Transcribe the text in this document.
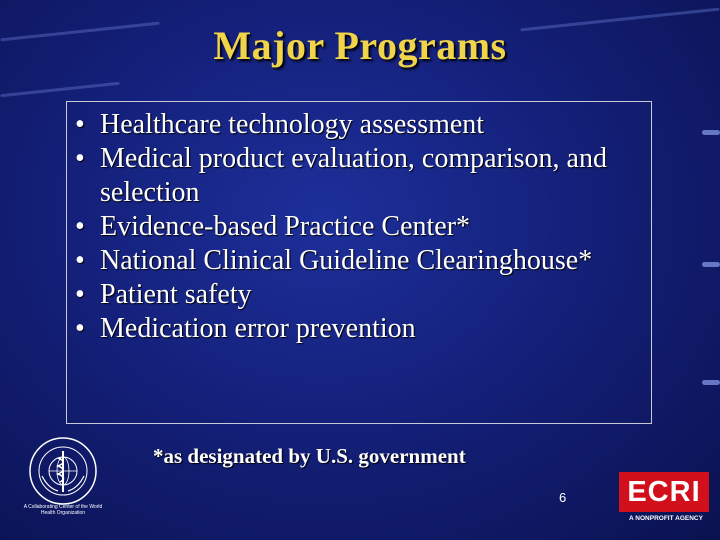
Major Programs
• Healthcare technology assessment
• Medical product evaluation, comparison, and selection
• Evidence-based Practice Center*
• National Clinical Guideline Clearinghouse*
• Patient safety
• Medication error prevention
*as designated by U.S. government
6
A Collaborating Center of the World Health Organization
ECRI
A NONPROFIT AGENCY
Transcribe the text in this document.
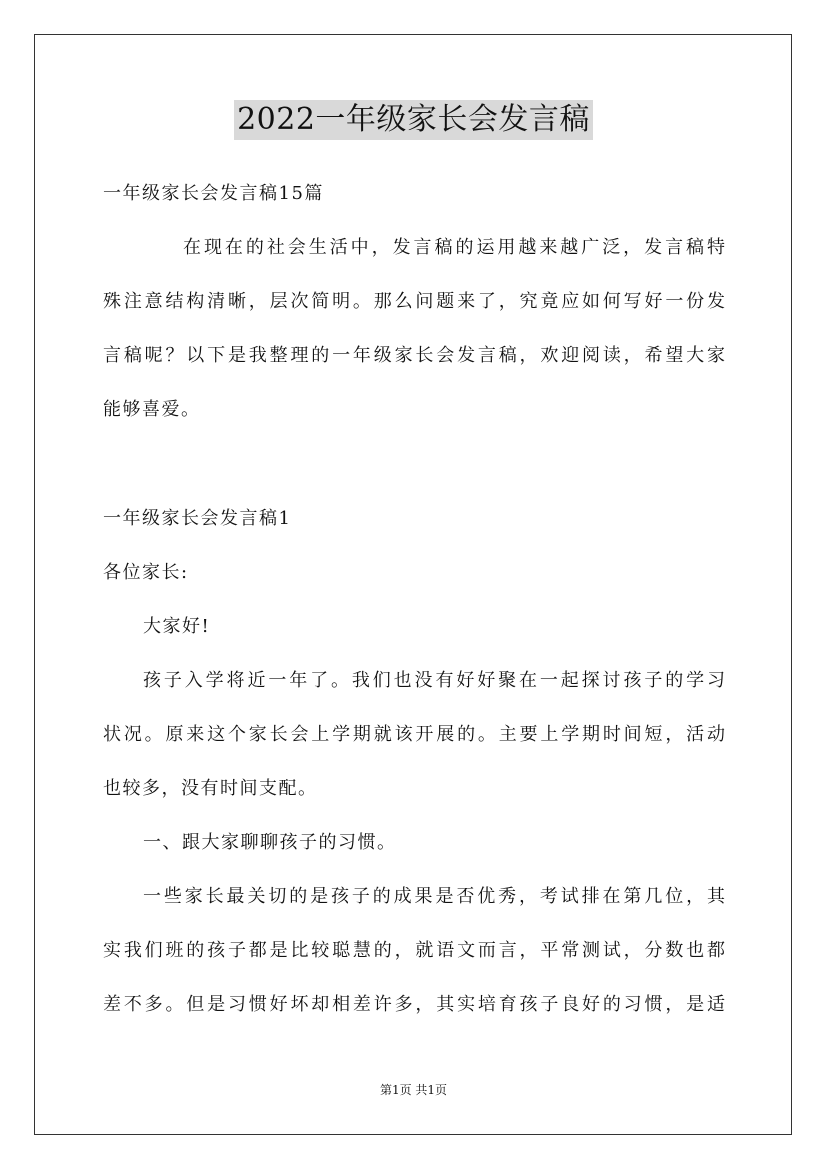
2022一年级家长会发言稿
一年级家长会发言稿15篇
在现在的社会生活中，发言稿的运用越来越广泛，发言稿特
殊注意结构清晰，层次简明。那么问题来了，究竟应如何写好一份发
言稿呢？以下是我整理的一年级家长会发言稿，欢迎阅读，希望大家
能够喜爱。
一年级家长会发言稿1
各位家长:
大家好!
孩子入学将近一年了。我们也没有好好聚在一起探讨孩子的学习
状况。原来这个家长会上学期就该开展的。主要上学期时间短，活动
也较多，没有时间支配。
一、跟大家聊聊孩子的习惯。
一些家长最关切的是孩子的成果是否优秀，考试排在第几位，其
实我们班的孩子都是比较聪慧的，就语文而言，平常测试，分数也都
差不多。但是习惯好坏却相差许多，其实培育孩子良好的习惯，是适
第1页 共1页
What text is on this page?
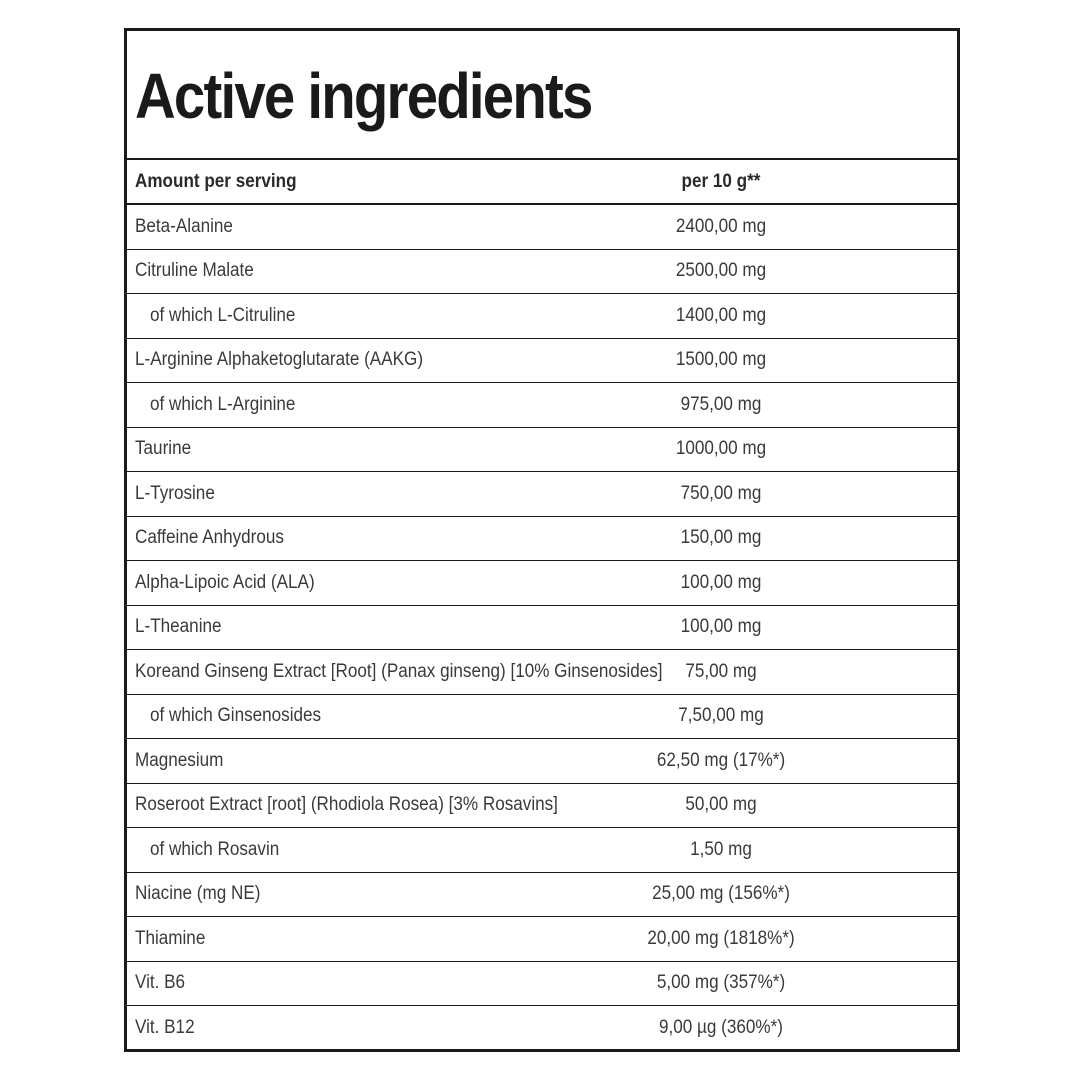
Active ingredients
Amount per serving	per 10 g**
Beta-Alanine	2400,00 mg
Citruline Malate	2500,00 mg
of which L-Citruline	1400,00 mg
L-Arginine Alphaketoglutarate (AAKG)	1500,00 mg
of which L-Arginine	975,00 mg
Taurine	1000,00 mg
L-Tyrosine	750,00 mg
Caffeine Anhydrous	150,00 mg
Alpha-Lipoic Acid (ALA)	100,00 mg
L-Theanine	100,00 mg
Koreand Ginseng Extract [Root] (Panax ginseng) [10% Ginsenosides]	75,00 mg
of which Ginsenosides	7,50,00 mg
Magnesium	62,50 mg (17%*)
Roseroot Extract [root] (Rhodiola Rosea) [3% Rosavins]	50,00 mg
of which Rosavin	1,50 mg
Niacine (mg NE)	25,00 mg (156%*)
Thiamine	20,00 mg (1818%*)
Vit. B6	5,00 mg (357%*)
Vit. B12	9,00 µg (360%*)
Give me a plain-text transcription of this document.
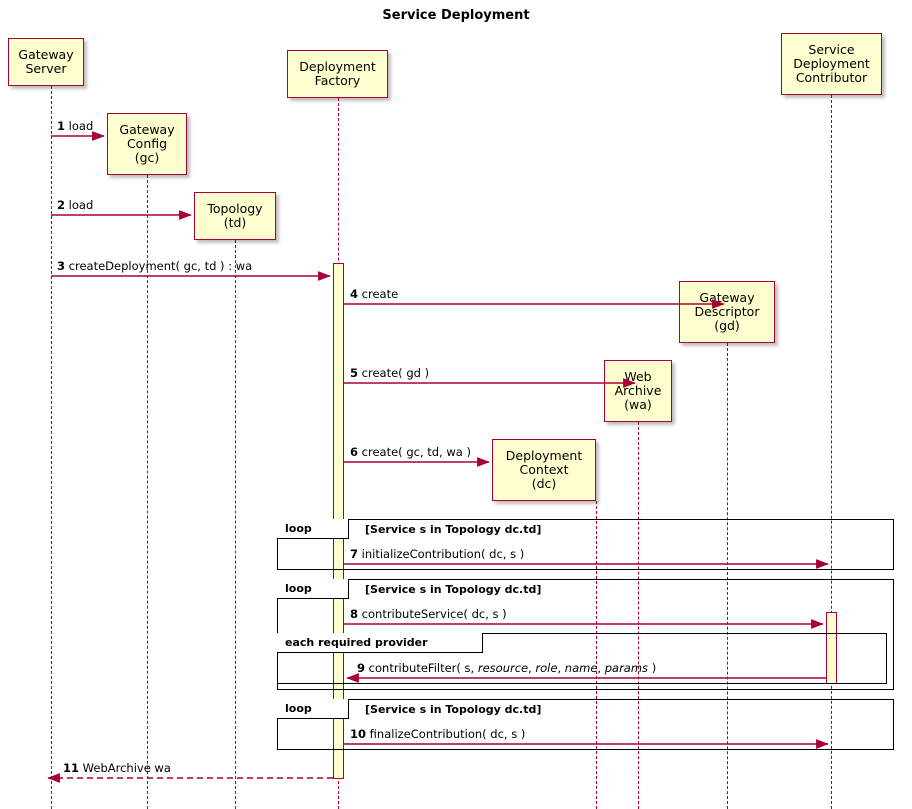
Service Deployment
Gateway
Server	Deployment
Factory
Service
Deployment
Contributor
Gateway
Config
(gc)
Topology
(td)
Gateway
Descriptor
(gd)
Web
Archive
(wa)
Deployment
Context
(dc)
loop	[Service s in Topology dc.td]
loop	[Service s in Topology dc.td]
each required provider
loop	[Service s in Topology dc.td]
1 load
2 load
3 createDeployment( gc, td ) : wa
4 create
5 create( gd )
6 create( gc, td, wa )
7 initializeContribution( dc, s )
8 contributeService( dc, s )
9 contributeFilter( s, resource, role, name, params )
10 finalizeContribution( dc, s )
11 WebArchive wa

---

§ WRITTEN EXERCISE
Output each line exactly; omit every picture.

§ RESPONSE TO THE TASK
Transcribe the text in this document.
Major Programs
• Healthcare technology assessment
• Medical product evaluation, comparison, and selection
• Evidence-based Practice Center*
• National Clinical Guideline Clearinghouse*
• Patient safety
• Medication error prevention
*as designated by U.S. government
6
A Collaborating Center of the World Health Organization
ECRI
A NONPROFIT AGENCY
Transcribe the text in this document.
2022一年级家长会发言稿
一年级家长会发言稿15篇
在现在的社会生活中，发言稿的运用越来越广泛，发言稿特
殊注意结构清晰，层次简明。那么问题来了，究竟应如何写好一份发
言稿呢？以下是我整理的一年级家长会发言稿，欢迎阅读，希望大家
能够喜爱。
一年级家长会发言稿1
各位家长:
大家好!
孩子入学将近一年了。我们也没有好好聚在一起探讨孩子的学习
状况。原来这个家长会上学期就该开展的。主要上学期时间短，活动
也较多，没有时间支配。
一、跟大家聊聊孩子的习惯。
一些家长最关切的是孩子的成果是否优秀，考试排在第几位，其
实我们班的孩子都是比较聪慧的，就语文而言，平常测试，分数也都
差不多。但是习惯好坏却相差许多，其实培育孩子良好的习惯，是适
第1页 共1页
What text is on this page?
Active ingredients
Amount per serving	per 10 g**
Beta-Alanine	2400,00 mg
Citruline Malate	2500,00 mg
of which L-Citruline	1400,00 mg
L-Arginine Alphaketoglutarate (AAKG)	1500,00 mg
of which L-Arginine	975,00 mg
Taurine	1000,00 mg
L-Tyrosine	750,00 mg
Caffeine Anhydrous	150,00 mg
Alpha-Lipoic Acid (ALA)	100,00 mg
L-Theanine	100,00 mg
Koreand Ginseng Extract [Root] (Panax ginseng) [10% Ginsenosides]	75,00 mg
of which Ginsenosides	7,50,00 mg
Magnesium	62,50 mg (17%*)
Roseroot Extract [root] (Rhodiola Rosea) [3% Rosavins]	50,00 mg
of which Rosavin	1,50 mg
Niacine (mg NE)	25,00 mg (156%*)
Thiamine	20,00 mg (1818%*)
Vit. B6	5,00 mg (357%*)
Vit. B12	9,00 µg (360%*)
Give me a plain-text transcription of this document.
Service Deployment
Gateway
Server	Deployment
Factory
Service
Deployment
Contributor
Gateway
Config
(gc)
Topology
(td)
Gateway
Descriptor
(gd)
Web
Archive
(wa)
Deployment
Context
(dc)
loop	[Service s in Topology dc.td]
loop	[Service s in Topology dc.td]
each required provider
loop	[Service s in Topology dc.td]
1 load
2 load
3 createDeployment( gc, td ) : wa
4 create
5 create( gd )
6 create( gc, td, wa )
7 initializeContribution( dc, s )
8 contributeService( dc, s )
9 contributeFilter( s, resource, role, name, params )
10 finalizeContribution( dc, s )
11 WebArchive wa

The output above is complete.